To do — Copy the records below exactly as they are written.

begin Data supplied

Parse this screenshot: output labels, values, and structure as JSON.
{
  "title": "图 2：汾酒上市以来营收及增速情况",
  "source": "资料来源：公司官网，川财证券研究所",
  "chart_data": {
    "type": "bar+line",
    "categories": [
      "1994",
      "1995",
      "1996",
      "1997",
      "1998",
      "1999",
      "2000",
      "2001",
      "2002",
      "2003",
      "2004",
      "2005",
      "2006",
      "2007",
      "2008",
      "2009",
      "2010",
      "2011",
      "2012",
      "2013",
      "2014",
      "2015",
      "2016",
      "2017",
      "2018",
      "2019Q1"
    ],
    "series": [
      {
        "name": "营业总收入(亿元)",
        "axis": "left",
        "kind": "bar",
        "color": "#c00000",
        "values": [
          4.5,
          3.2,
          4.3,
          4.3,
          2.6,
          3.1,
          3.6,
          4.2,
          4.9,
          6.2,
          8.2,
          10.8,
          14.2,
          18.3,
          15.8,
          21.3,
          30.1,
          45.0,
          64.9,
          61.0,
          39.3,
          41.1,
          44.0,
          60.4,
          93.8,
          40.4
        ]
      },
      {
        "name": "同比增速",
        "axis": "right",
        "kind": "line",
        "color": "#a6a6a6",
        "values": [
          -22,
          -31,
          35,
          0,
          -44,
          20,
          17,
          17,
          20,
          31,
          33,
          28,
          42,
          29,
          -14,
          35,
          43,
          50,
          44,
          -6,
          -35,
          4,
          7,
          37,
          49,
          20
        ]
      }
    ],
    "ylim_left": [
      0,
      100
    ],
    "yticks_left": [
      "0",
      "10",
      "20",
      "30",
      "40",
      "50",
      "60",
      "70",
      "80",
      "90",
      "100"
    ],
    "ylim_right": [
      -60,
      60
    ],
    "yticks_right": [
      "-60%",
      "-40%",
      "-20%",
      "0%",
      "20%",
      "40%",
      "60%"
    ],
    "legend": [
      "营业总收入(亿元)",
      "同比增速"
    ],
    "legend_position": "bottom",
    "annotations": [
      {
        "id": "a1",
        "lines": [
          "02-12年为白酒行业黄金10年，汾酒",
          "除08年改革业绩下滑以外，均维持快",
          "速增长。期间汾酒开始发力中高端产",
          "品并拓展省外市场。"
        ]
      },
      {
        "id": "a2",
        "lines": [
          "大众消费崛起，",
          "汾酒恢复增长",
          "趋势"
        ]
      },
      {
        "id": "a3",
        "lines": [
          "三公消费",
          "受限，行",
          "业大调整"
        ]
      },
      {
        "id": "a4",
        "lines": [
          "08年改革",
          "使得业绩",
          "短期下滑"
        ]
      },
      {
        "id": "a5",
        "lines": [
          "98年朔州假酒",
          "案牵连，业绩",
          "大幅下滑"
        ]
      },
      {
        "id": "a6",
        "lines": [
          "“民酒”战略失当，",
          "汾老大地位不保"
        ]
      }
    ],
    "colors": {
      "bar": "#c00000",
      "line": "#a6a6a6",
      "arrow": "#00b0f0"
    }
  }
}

end Data supplied

Output of the task —
Parse this screenshot: output labels, values, and structure as JSON.
{
  "title": "图 2：汾酒上市以来营收及增速情况",
  "source": "资料来源：公司官网，川财证券研究所",
  "chart_data": {
    "type": "bar+line",
    "categories": [
      "1994",
      "1995",
      "1996",
      "1997",
      "1998",
      "1999",
      "2000",
      "2001",
      "2002",
      "2003",
      "2004",
      "2005",
      "2006",
      "2007",
      "2008",
      "2009",
      "2010",
      "2011",
      "2012",
      "2013",
      "2014",
      "2015",
      "2016",
      "2017",
      "2018",
      "2019Q1"
    ],
    "series": [
      {
        "name": "营业总收入(亿元)",
        "axis": "left",
        "kind": "bar",
        "color": "#c00000",
        "values": [
          4.5,
          3.2,
          4.3,
          4.3,
          2.6,
          3.1,
          3.6,
          4.2,
          4.9,
          6.2,
          8.2,
          10.8,
          14.2,
          18.3,
          15.8,
          21.3,
          30.1,
          45.0,
          64.9,
          61.0,
          39.3,
          41.1,
          44.0,
          60.4,
          93.8,
          40.4
        ]
      },
      {
        "name": "同比增速",
        "axis": "right",
        "kind": "line",
        "color": "#a6a6a6",
        "values": [
          -22,
          -31,
          35,
          0,
          -44,
          20,
          17,
          17,
          20,
          31,
          33,
          28,
          42,
          29,
          -14,
          35,
          43,
          50,
          44,
          -6,
          -35,
          4,
          7,
          37,
          49,
          20
        ]
      }
    ],
    "ylim_left": [
      0,
      100
    ],
    "yticks_left": [
      "0",
      "10",
      "20",
      "30",
      "40",
      "50",
      "60",
      "70",
      "80",
      "90",
      "100"
    ],
    "ylim_right": [
      -60,
      60
    ],
    "yticks_right": [
      "-60%",
      "-40%",
      "-20%",
      "0%",
      "20%",
      "40%",
      "60%"
    ],
    "legend": [
      "营业总收入(亿元)",
      "同比增速"
    ],
    "legend_position": "bottom",
    "annotations": [
      {
        "id": "a1",
        "lines": [
          "02-12年为白酒行业黄金10年，汾酒",
          "除08年改革业绩下滑以外，均维持快",
          "速增长。期间汾酒开始发力中高端产",
          "品并拓展省外市场。"
        ]
      },
      {
        "id": "a2",
        "lines": [
          "大众消费崛起，",
          "汾酒恢复增长",
          "趋势"
        ]
      },
      {
        "id": "a3",
        "lines": [
          "三公消费",
          "受限，行",
          "业大调整"
        ]
      },
      {
        "id": "a4",
        "lines": [
          "08年改革",
          "使得业绩",
          "短期下滑"
        ]
      },
      {
        "id": "a5",
        "lines": [
          "98年朔州假酒",
          "案牵连，业绩",
          "大幅下滑"
        ]
      },
      {
        "id": "a6",
        "lines": [
          "“民酒”战略失当，",
          "汾老大地位不保"
        ]
      }
    ],
    "colors": {
      "bar": "#c00000",
      "line": "#a6a6a6",
      "arrow": "#00b0f0"
    }
  }
}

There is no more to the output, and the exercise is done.